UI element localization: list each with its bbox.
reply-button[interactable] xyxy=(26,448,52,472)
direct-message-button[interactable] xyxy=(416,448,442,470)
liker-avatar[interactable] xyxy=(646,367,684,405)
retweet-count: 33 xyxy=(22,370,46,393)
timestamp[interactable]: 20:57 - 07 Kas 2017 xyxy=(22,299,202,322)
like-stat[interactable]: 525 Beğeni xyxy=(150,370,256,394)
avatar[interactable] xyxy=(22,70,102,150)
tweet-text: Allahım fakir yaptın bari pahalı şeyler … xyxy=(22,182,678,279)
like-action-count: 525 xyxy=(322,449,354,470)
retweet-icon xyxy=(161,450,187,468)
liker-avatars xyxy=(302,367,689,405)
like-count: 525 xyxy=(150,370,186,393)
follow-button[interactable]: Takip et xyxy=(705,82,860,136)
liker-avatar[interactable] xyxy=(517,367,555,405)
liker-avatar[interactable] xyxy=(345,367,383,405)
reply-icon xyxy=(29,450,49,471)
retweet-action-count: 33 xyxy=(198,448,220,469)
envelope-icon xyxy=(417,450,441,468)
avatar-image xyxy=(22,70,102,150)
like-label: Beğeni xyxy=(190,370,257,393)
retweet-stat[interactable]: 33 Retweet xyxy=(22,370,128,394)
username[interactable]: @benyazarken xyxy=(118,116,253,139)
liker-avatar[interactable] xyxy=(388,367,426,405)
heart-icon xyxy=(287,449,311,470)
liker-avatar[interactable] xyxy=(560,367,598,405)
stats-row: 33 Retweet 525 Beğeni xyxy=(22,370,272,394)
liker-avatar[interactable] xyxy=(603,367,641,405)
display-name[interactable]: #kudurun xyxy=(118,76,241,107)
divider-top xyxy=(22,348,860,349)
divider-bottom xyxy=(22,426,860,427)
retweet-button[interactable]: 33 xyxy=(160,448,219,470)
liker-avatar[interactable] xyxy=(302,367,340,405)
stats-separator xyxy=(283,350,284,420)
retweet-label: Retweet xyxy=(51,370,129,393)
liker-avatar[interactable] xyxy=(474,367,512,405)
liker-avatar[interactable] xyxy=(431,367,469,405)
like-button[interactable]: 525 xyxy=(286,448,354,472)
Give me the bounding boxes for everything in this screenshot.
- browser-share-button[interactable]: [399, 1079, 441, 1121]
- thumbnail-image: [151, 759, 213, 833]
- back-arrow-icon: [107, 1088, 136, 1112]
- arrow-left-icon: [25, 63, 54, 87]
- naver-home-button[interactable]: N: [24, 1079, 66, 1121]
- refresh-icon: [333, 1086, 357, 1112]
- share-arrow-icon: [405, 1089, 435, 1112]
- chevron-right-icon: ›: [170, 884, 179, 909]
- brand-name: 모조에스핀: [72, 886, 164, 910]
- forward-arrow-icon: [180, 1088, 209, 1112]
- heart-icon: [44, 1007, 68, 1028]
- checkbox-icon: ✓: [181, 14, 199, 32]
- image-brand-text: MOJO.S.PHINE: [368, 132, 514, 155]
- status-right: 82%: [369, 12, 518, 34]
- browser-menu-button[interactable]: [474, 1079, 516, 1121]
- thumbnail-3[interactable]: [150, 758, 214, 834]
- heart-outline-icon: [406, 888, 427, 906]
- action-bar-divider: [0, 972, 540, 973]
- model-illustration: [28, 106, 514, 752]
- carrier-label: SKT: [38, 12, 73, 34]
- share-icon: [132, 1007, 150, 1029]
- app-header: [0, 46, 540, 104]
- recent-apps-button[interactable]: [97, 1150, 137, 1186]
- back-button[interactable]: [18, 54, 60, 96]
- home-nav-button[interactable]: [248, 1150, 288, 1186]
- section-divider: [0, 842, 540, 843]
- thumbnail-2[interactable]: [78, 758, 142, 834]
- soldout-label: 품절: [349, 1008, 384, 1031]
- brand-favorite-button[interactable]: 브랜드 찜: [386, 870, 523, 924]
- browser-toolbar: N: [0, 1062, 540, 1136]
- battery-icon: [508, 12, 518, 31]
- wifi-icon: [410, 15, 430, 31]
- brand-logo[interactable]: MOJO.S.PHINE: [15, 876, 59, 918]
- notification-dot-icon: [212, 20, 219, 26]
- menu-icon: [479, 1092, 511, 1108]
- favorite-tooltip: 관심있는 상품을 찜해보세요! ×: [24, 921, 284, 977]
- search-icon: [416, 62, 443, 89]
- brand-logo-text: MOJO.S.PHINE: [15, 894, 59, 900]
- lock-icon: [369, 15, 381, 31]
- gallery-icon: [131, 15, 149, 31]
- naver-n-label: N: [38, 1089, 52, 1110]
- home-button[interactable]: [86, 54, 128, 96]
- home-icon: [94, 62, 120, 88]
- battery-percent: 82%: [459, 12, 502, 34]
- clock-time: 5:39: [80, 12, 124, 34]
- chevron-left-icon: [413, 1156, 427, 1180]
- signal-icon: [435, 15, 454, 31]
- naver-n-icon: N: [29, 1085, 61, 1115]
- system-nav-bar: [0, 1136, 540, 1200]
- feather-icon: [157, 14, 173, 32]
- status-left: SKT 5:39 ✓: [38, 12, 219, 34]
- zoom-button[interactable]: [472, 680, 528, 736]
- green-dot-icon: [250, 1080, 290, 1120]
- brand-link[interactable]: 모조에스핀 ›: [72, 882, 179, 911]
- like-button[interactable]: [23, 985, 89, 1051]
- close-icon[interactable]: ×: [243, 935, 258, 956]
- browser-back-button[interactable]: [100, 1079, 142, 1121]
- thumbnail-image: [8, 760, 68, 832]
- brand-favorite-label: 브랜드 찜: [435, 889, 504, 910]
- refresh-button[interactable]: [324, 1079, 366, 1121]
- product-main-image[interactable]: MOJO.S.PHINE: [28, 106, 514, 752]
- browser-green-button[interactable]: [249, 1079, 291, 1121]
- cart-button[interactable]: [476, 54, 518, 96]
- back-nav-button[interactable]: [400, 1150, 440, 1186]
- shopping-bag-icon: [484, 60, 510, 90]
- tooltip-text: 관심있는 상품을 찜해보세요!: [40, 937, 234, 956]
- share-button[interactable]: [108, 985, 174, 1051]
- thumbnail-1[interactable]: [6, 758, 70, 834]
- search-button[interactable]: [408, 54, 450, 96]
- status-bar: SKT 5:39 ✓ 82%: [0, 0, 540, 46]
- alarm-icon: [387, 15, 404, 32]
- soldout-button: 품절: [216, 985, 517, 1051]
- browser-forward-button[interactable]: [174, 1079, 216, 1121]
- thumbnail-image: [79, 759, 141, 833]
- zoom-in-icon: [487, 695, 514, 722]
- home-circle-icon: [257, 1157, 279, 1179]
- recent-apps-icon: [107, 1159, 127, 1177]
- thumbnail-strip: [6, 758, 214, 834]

#####

Stated exercise
Set out as a numbered list every line of the data, from its first line through the line that contains "heart-icon xyxy=(287,449,311,470)", both included. Leave out any blank lines.

Complete output
1. UI element localization: list each with its bbox.
2. reply-button[interactable] xyxy=(26,448,52,472)
3. direct-message-button[interactable] xyxy=(416,448,442,470)
4. liker-avatar[interactable] xyxy=(646,367,684,405)
5. retweet-count: 33 xyxy=(22,370,46,393)
6. timestamp[interactable]: 20:57 - 07 Kas 2017 xyxy=(22,299,202,322)
7. like-stat[interactable]: 525 Beğeni xyxy=(150,370,256,394)
8. avatar[interactable] xyxy=(22,70,102,150)
9. tweet-text: Allahım fakir yaptın bari pahalı şeyler … xyxy=(22,182,678,279)
10. like-action-count: 525 xyxy=(322,449,354,470)
11. retweet-icon xyxy=(161,450,187,468)
12. liker-avatars xyxy=(302,367,689,405)
13. like-count: 525 xyxy=(150,370,186,393)
14. follow-button[interactable]: Takip et xyxy=(705,82,860,136)
15. liker-avatar[interactable] xyxy=(517,367,555,405)
16. liker-avatar[interactable] xyxy=(345,367,383,405)
17. reply-icon xyxy=(29,450,49,471)
18. retweet-action-count: 33 xyxy=(198,448,220,469)
19. envelope-icon xyxy=(417,450,441,468)
20. avatar-image xyxy=(22,70,102,150)
21. like-label: Beğeni xyxy=(190,370,257,393)
22. retweet-stat[interactable]: 33 Retweet xyxy=(22,370,128,394)
23. username[interactable]: @benyazarken xyxy=(118,116,253,139)
24. liker-avatar[interactable] xyxy=(388,367,426,405)
25. heart-icon xyxy=(287,449,311,470)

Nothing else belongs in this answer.